## TASK GOAL
Print all of the data exactly.

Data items
:::::

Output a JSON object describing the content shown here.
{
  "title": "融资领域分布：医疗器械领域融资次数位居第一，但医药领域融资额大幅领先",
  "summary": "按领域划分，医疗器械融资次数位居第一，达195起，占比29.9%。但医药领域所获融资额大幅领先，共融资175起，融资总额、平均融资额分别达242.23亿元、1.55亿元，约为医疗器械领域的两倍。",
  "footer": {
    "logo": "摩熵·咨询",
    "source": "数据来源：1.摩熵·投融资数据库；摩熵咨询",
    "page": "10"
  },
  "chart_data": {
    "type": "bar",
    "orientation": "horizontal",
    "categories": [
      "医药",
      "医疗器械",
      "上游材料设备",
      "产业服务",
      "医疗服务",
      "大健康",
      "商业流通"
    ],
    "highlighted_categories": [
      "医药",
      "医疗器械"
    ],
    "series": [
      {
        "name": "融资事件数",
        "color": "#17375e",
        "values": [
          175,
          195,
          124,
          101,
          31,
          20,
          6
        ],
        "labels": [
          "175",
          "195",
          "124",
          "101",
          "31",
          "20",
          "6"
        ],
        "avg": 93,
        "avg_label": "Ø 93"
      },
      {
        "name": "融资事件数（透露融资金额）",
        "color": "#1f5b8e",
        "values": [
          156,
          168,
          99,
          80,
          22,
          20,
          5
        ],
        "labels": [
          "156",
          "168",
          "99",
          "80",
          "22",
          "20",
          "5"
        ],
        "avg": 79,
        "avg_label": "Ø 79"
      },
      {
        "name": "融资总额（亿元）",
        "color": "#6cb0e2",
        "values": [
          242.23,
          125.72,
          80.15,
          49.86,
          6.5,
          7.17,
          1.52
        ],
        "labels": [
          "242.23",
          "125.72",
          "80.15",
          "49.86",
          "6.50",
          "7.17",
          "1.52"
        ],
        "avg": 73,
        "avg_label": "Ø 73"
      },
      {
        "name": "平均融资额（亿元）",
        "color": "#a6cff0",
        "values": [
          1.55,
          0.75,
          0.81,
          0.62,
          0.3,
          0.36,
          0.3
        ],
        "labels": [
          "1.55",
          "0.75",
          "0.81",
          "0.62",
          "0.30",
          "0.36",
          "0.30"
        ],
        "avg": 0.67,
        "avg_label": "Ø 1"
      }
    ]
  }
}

:::::

## FULL SOLUTION
Output a JSON object describing the content shown here.
{
  "title": "融资领域分布：医疗器械领域融资次数位居第一，但医药领域融资额大幅领先",
  "summary": "按领域划分，医疗器械融资次数位居第一，达195起，占比29.9%。但医药领域所获融资额大幅领先，共融资175起，融资总额、平均融资额分别达242.23亿元、1.55亿元，约为医疗器械领域的两倍。",
  "footer": {
    "logo": "摩熵·咨询",
    "source": "数据来源：1.摩熵·投融资数据库；摩熵咨询",
    "page": "10"
  },
  "chart_data": {
    "type": "bar",
    "orientation": "horizontal",
    "categories": [
      "医药",
      "医疗器械",
      "上游材料设备",
      "产业服务",
      "医疗服务",
      "大健康",
      "商业流通"
    ],
    "highlighted_categories": [
      "医药",
      "医疗器械"
    ],
    "series": [
      {
        "name": "融资事件数",
        "color": "#17375e",
        "values": [
          175,
          195,
          124,
          101,
          31,
          20,
          6
        ],
        "labels": [
          "175",
          "195",
          "124",
          "101",
          "31",
          "20",
          "6"
        ],
        "avg": 93,
        "avg_label": "Ø 93"
      },
      {
        "name": "融资事件数（透露融资金额）",
        "color": "#1f5b8e",
        "values": [
          156,
          168,
          99,
          80,
          22,
          20,
          5
        ],
        "labels": [
          "156",
          "168",
          "99",
          "80",
          "22",
          "20",
          "5"
        ],
        "avg": 79,
        "avg_label": "Ø 79"
      },
      {
        "name": "融资总额（亿元）",
        "color": "#6cb0e2",
        "values": [
          242.23,
          125.72,
          80.15,
          49.86,
          6.5,
          7.17,
          1.52
        ],
        "labels": [
          "242.23",
          "125.72",
          "80.15",
          "49.86",
          "6.50",
          "7.17",
          "1.52"
        ],
        "avg": 73,
        "avg_label": "Ø 73"
      },
      {
        "name": "平均融资额（亿元）",
        "color": "#a6cff0",
        "values": [
          1.55,
          0.75,
          0.81,
          0.62,
          0.3,
          0.36,
          0.3
        ],
        "labels": [
          "1.55",
          "0.75",
          "0.81",
          "0.62",
          "0.30",
          "0.36",
          "0.30"
        ],
        "avg": 0.67,
        "avg_label": "Ø 1"
      }
    ]
  }
}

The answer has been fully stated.